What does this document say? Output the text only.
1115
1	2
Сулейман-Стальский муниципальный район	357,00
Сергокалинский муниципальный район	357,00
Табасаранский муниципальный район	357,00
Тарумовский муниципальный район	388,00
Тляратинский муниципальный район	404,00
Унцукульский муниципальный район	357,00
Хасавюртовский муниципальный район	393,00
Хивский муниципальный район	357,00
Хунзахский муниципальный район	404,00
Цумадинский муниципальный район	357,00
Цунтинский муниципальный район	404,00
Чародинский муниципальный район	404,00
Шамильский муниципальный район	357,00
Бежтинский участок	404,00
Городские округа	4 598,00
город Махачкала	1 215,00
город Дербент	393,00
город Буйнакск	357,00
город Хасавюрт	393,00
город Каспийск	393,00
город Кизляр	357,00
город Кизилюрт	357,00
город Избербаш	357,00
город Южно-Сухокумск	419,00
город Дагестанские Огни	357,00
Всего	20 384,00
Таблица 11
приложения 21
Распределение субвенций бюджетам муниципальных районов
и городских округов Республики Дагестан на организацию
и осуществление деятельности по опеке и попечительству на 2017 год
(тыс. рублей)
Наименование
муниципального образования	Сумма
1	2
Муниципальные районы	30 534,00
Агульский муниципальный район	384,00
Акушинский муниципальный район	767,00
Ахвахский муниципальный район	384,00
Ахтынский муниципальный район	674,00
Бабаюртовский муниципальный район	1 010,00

# # # # # # #

**AIM OF THE TASK**
Set down every record above exactly as given.

**ANSWER FOR THE TASK**
What does this document say? Output the text only.
1115
1	2
Сулейман-Стальский муниципальный район	357,00
Сергокалинский муниципальный район	357,00
Табасаранский муниципальный район	357,00
Тарумовский муниципальный район	388,00
Тляратинский муниципальный район	404,00
Унцукульский муниципальный район	357,00
Хасавюртовский муниципальный район	393,00
Хивский муниципальный район	357,00
Хунзахский муниципальный район	404,00
Цумадинский муниципальный район	357,00
Цунтинский муниципальный район	404,00
Чародинский муниципальный район	404,00
Шамильский муниципальный район	357,00
Бежтинский участок	404,00
Городские округа	4 598,00
город Махачкала	1 215,00
город Дербент	393,00
город Буйнакск	357,00
город Хасавюрт	393,00
город Каспийск	393,00
город Кизляр	357,00
город Кизилюрт	357,00
город Избербаш	357,00
город Южно-Сухокумск	419,00
город Дагестанские Огни	357,00
Всего	20 384,00
Таблица 11
приложения 21
Распределение субвенций бюджетам муниципальных районов
и городских округов Республики Дагестан на организацию
и осуществление деятельности по опеке и попечительству на 2017 год
(тыс. рублей)
Наименование
муниципального образования	Сумма
1	2
Муниципальные районы	30 534,00
Агульский муниципальный район	384,00
Акушинский муниципальный район	767,00
Ахвахский муниципальный район	384,00
Ахтынский муниципальный район	674,00
Бабаюртовский муниципальный район	1 010,00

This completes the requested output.